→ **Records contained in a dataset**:
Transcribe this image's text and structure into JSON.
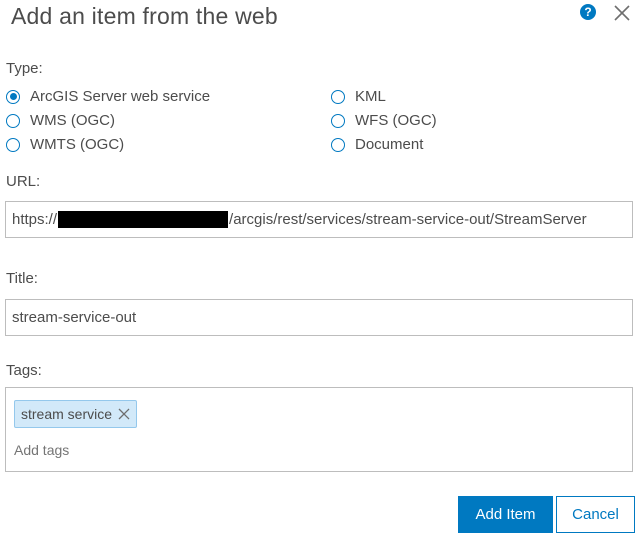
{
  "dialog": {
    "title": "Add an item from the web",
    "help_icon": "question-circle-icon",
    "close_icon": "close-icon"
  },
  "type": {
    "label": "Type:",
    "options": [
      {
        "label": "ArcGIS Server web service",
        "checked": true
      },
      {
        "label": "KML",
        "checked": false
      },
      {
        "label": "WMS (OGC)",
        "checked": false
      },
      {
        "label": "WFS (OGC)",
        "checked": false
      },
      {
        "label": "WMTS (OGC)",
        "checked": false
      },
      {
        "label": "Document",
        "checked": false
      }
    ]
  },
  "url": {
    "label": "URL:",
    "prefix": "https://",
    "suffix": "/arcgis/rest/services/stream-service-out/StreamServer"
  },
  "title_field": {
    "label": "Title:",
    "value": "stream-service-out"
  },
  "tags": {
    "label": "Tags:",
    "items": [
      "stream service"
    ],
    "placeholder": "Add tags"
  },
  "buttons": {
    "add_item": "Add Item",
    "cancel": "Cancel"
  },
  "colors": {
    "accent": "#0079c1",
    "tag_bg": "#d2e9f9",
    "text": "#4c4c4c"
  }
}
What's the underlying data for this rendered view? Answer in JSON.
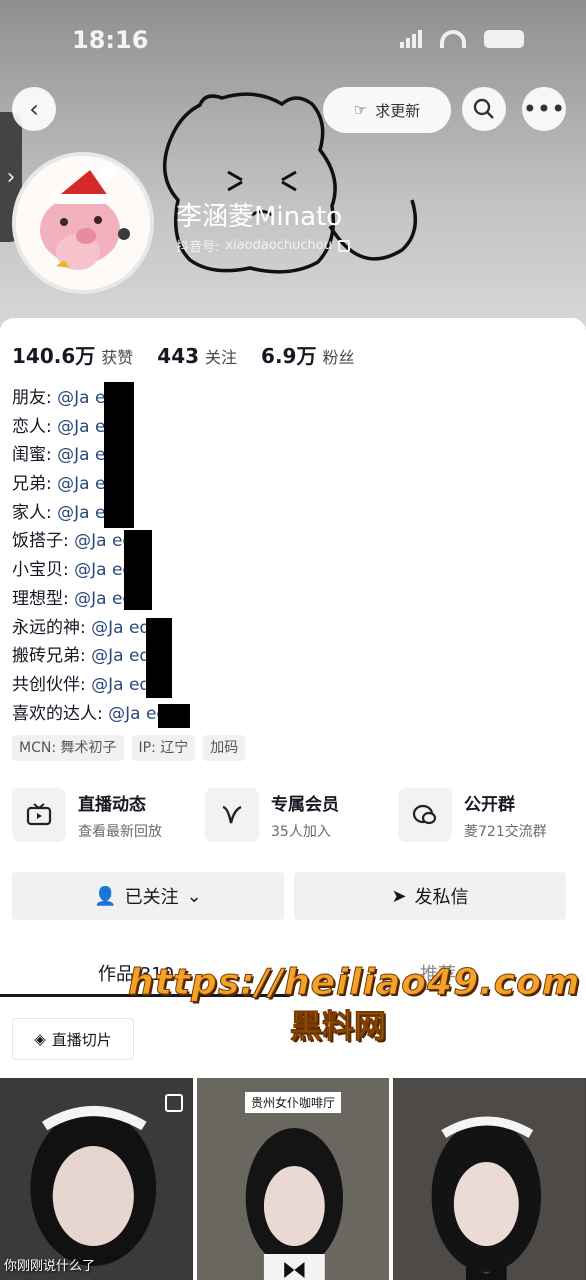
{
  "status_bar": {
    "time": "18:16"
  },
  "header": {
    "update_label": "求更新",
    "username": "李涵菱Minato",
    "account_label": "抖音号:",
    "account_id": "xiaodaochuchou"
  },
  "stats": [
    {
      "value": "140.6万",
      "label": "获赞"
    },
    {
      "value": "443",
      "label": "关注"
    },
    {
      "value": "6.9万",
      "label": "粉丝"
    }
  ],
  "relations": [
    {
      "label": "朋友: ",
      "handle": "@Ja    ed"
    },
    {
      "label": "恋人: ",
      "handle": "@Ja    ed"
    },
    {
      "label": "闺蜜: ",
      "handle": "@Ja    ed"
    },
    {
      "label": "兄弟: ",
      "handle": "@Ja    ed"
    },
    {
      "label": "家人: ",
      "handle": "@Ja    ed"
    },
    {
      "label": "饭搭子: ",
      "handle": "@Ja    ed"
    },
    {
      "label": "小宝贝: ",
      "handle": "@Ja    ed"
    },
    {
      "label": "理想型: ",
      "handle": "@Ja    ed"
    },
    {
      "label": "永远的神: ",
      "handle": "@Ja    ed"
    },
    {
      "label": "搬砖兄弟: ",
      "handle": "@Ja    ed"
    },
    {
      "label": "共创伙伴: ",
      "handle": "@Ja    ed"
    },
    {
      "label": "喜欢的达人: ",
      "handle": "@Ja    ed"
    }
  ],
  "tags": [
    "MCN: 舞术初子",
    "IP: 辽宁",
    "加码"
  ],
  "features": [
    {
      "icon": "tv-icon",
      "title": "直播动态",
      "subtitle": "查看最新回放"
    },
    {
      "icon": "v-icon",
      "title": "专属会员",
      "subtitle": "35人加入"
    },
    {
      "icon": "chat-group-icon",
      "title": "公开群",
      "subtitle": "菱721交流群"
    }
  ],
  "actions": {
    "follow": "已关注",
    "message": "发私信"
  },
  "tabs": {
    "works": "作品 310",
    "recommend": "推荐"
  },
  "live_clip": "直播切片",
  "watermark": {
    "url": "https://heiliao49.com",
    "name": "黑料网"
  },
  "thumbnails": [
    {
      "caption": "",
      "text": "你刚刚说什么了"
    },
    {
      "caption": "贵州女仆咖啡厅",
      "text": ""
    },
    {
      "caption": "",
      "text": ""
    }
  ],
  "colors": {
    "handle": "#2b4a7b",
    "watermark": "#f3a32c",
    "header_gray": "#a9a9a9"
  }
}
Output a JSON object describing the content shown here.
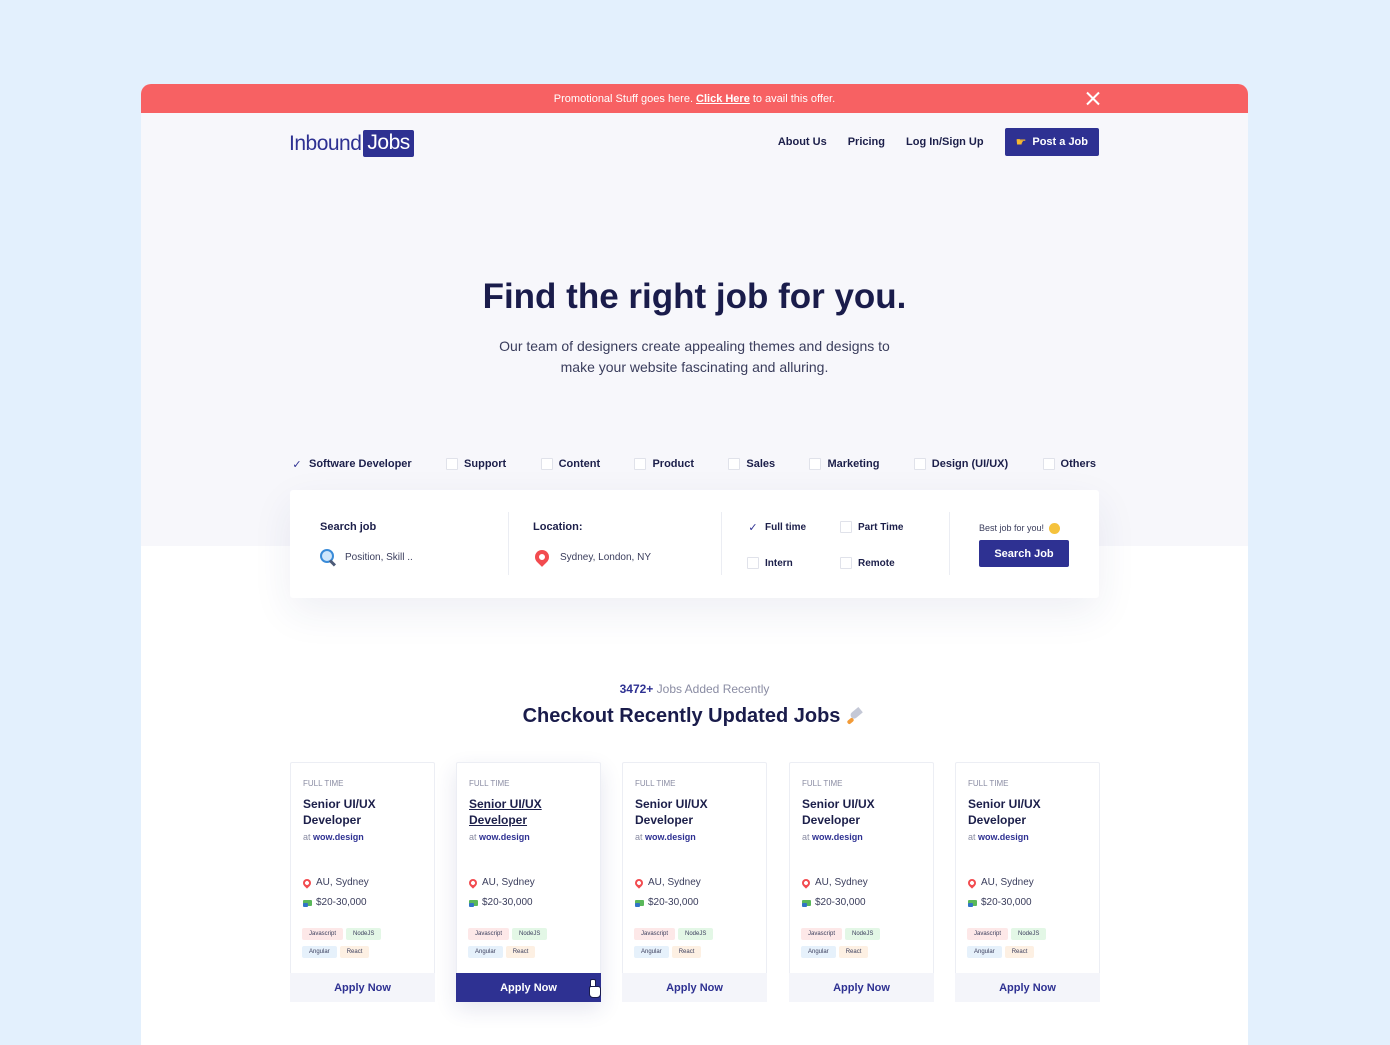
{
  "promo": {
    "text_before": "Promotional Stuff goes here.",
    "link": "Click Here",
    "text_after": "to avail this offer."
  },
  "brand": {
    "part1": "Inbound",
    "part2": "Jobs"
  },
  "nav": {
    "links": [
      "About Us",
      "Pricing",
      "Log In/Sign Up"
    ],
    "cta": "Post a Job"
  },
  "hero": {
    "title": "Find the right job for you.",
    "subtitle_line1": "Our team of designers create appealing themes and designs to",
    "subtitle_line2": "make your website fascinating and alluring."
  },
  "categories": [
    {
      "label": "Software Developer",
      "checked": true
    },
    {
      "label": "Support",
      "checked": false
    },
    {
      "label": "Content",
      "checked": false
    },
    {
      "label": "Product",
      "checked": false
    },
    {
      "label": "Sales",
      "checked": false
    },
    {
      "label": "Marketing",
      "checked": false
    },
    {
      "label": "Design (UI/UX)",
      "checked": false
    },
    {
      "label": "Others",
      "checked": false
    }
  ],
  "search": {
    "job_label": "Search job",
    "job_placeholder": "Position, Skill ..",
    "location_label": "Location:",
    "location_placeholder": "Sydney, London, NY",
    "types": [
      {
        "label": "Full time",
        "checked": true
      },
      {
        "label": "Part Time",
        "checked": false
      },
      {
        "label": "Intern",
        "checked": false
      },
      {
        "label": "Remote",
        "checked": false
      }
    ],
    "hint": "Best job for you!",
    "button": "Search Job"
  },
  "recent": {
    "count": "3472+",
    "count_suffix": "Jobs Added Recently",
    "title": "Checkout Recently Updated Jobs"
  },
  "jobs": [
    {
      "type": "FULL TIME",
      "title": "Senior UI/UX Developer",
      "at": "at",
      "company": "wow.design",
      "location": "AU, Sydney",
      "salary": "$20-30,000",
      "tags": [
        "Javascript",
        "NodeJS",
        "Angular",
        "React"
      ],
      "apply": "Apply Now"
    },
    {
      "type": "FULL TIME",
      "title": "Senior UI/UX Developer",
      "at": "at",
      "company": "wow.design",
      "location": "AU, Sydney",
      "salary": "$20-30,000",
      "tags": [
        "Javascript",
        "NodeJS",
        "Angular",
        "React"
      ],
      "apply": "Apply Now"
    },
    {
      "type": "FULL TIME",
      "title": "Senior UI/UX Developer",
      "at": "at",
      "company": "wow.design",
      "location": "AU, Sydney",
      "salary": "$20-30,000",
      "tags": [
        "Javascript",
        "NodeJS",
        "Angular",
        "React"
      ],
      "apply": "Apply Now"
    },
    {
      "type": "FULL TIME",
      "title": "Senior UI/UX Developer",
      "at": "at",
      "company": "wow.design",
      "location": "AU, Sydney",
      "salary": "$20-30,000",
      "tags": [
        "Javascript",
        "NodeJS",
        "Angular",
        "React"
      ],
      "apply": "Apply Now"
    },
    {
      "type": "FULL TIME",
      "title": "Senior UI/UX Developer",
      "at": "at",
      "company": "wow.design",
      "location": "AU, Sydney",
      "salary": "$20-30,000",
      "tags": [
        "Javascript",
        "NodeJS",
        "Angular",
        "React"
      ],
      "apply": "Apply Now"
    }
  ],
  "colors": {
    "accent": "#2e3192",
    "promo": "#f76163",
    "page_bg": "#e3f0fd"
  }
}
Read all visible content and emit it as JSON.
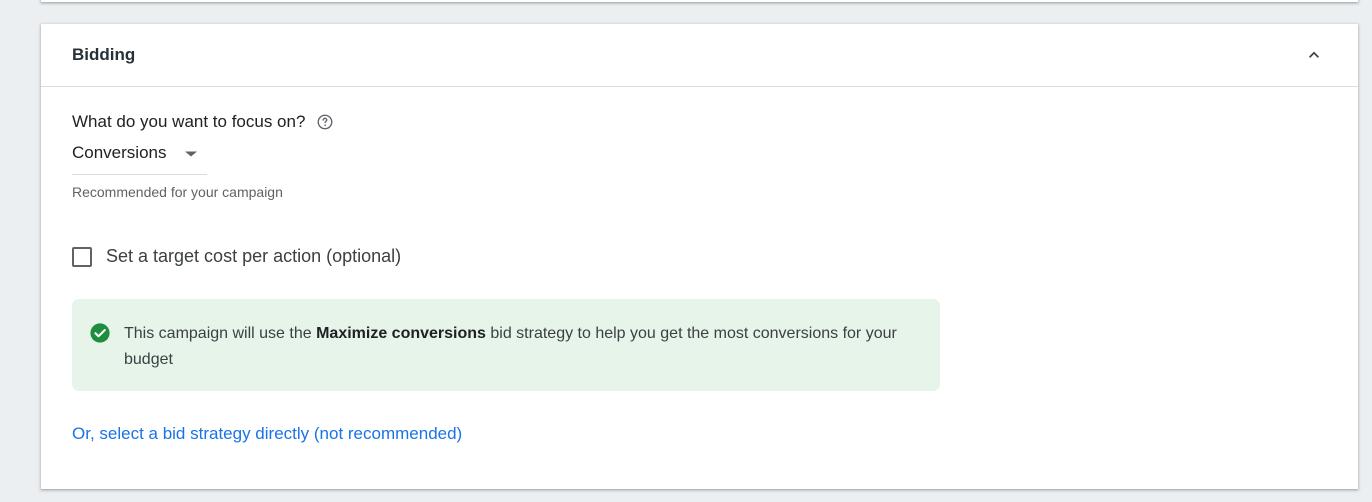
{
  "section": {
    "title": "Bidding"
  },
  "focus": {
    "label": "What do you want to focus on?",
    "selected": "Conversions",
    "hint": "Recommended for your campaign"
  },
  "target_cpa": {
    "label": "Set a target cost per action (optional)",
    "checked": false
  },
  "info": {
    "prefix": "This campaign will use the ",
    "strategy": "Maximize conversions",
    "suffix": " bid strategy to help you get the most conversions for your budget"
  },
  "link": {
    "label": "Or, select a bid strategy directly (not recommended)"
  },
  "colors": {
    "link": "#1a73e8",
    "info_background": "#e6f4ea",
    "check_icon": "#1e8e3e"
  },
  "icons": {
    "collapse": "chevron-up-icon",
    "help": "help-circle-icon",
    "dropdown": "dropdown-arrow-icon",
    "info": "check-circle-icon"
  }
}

→ **AIM OF THE EXERCISE**:
Without including any pictures, print each record exactly.

→ **SOLUTION FOR THIS EXERCISE**:
Transcribe this image's text and structure into JSON.
{
  "dialog": {
    "title": "Add an item from the web",
    "help_icon": "question-circle-icon",
    "close_icon": "close-icon"
  },
  "type": {
    "label": "Type:",
    "options": [
      {
        "label": "ArcGIS Server web service",
        "checked": true
      },
      {
        "label": "KML",
        "checked": false
      },
      {
        "label": "WMS (OGC)",
        "checked": false
      },
      {
        "label": "WFS (OGC)",
        "checked": false
      },
      {
        "label": "WMTS (OGC)",
        "checked": false
      },
      {
        "label": "Document",
        "checked": false
      }
    ]
  },
  "url": {
    "label": "URL:",
    "prefix": "https://",
    "suffix": "/arcgis/rest/services/stream-service-out/StreamServer"
  },
  "title_field": {
    "label": "Title:",
    "value": "stream-service-out"
  },
  "tags": {
    "label": "Tags:",
    "items": [
      "stream service"
    ],
    "placeholder": "Add tags"
  },
  "buttons": {
    "add_item": "Add Item",
    "cancel": "Cancel"
  },
  "colors": {
    "accent": "#0079c1",
    "tag_bg": "#d2e9f9",
    "text": "#4c4c4c"
  }
}
What's the underlying data for this rendered view? Answer in JSON.
{
  "status_bar": {
    "time": "18:16"
  },
  "header": {
    "update_label": "求更新",
    "username": "李涵菱Minato",
    "account_label": "抖音号:",
    "account_id": "xiaodaochuchou"
  },
  "stats": [
    {
      "value": "140.6万",
      "label": "获赞"
    },
    {
      "value": "443",
      "label": "关注"
    },
    {
      "value": "6.9万",
      "label": "粉丝"
    }
  ],
  "relations": [
    {
      "label": "朋友: ",
      "handle": "@Ja    ed"
    },
    {
      "label": "恋人: ",
      "handle": "@Ja    ed"
    },
    {
      "label": "闺蜜: ",
      "handle": "@Ja    ed"
    },
    {
      "label": "兄弟: ",
      "handle": "@Ja    ed"
    },
    {
      "label": "家人: ",
      "handle": "@Ja    ed"
    },
    {
      "label": "饭搭子: ",
      "handle": "@Ja    ed"
    },
    {
      "label": "小宝贝: ",
      "handle": "@Ja    ed"
    },
    {
      "label": "理想型: ",
      "handle": "@Ja    ed"
    },
    {
      "label": "永远的神: ",
      "handle": "@Ja    ed"
    },
    {
      "label": "搬砖兄弟: ",
      "handle": "@Ja    ed"
    },
    {
      "label": "共创伙伴: ",
      "handle": "@Ja    ed"
    },
    {
      "label": "喜欢的达人: ",
      "handle": "@Ja    ed"
    }
  ],
  "tags": [
    "MCN: 舞术初子",
    "IP: 辽宁",
    "加码"
  ],
  "features": [
    {
      "icon": "tv-icon",
      "title": "直播动态",
      "subtitle": "查看最新回放"
    },
    {
      "icon": "v-icon",
      "title": "专属会员",
      "subtitle": "35人加入"
    },
    {
      "icon": "chat-group-icon",
      "title": "公开群",
      "subtitle": "菱721交流群"
    }
  ],
  "actions": {
    "follow": "已关注",
    "message": "发私信"
  },
  "tabs": {
    "works": "作品 310",
    "recommend": "推荐"
  },
  "live_clip": "直播切片",
  "watermark": {
    "url": "https://heiliao49.com",
    "name": "黑料网"
  },
  "thumbnails": [
    {
      "caption": "",
      "text": "你刚刚说什么了"
    },
    {
      "caption": "贵州女仆咖啡厅",
      "text": ""
    },
    {
      "caption": "",
      "text": ""
    }
  ],
  "colors": {
    "handle": "#2b4a7b",
    "watermark": "#f3a32c",
    "header_gray": "#a9a9a9"
  }
}
Output a JSON object describing the content shown here.
{
  "promo": {
    "text_before": "Promotional Stuff goes here.",
    "link": "Click Here",
    "text_after": "to avail this offer."
  },
  "brand": {
    "part1": "Inbound",
    "part2": "Jobs"
  },
  "nav": {
    "links": [
      "About Us",
      "Pricing",
      "Log In/Sign Up"
    ],
    "cta": "Post a Job"
  },
  "hero": {
    "title": "Find the right job for you.",
    "subtitle_line1": "Our team of designers create appealing themes and designs to",
    "subtitle_line2": "make your website fascinating and alluring."
  },
  "categories": [
    {
      "label": "Software Developer",
      "checked": true
    },
    {
      "label": "Support",
      "checked": false
    },
    {
      "label": "Content",
      "checked": false
    },
    {
      "label": "Product",
      "checked": false
    },
    {
      "label": "Sales",
      "checked": false
    },
    {
      "label": "Marketing",
      "checked": false
    },
    {
      "label": "Design (UI/UX)",
      "checked": false
    },
    {
      "label": "Others",
      "checked": false
    }
  ],
  "search": {
    "job_label": "Search job",
    "job_placeholder": "Position, Skill ..",
    "location_label": "Location:",
    "location_placeholder": "Sydney, London, NY",
    "types": [
      {
        "label": "Full time",
        "checked": true
      },
      {
        "label": "Part Time",
        "checked": false
      },
      {
        "label": "Intern",
        "checked": false
      },
      {
        "label": "Remote",
        "checked": false
      }
    ],
    "hint": "Best job for you!",
    "button": "Search Job"
  },
  "recent": {
    "count": "3472+",
    "count_suffix": "Jobs Added Recently",
    "title": "Checkout Recently Updated Jobs"
  },
  "jobs": [
    {
      "type": "FULL TIME",
      "title": "Senior UI/UX Developer",
      "at": "at",
      "company": "wow.design",
      "location": "AU, Sydney",
      "salary": "$20-30,000",
      "tags": [
        "Javascript",
        "NodeJS",
        "Angular",
        "React"
      ],
      "apply": "Apply Now"
    },
    {
      "type": "FULL TIME",
      "title": "Senior UI/UX Developer",
      "at": "at",
      "company": "wow.design",
      "location": "AU, Sydney",
      "salary": "$20-30,000",
      "tags": [
        "Javascript",
        "NodeJS",
        "Angular",
        "React"
      ],
      "apply": "Apply Now"
    },
    {
      "type": "FULL TIME",
      "title": "Senior UI/UX Developer",
      "at": "at",
      "company": "wow.design",
      "location": "AU, Sydney",
      "salary": "$20-30,000",
      "tags": [
        "Javascript",
        "NodeJS",
        "Angular",
        "React"
      ],
      "apply": "Apply Now"
    },
    {
      "type": "FULL TIME",
      "title": "Senior UI/UX Developer",
      "at": "at",
      "company": "wow.design",
      "location": "AU, Sydney",
      "salary": "$20-30,000",
      "tags": [
        "Javascript",
        "NodeJS",
        "Angular",
        "React"
      ],
      "apply": "Apply Now"
    },
    {
      "type": "FULL TIME",
      "title": "Senior UI/UX Developer",
      "at": "at",
      "company": "wow.design",
      "location": "AU, Sydney",
      "salary": "$20-30,000",
      "tags": [
        "Javascript",
        "NodeJS",
        "Angular",
        "React"
      ],
      "apply": "Apply Now"
    }
  ],
  "colors": {
    "accent": "#2e3192",
    "promo": "#f76163",
    "page_bg": "#e3f0fd"
  }
}
Read all visible content and emit it as JSON.
{
  "section": {
    "title": "Bidding"
  },
  "focus": {
    "label": "What do you want to focus on?",
    "selected": "Conversions",
    "hint": "Recommended for your campaign"
  },
  "target_cpa": {
    "label": "Set a target cost per action (optional)",
    "checked": false
  },
  "info": {
    "prefix": "This campaign will use the ",
    "strategy": "Maximize conversions",
    "suffix": " bid strategy to help you get the most conversions for your budget"
  },
  "link": {
    "label": "Or, select a bid strategy directly (not recommended)"
  },
  "colors": {
    "link": "#1a73e8",
    "info_background": "#e6f4ea",
    "check_icon": "#1e8e3e"
  },
  "icons": {
    "collapse": "chevron-up-icon",
    "help": "help-circle-icon",
    "dropdown": "dropdown-arrow-icon",
    "info": "check-circle-icon"
  }
}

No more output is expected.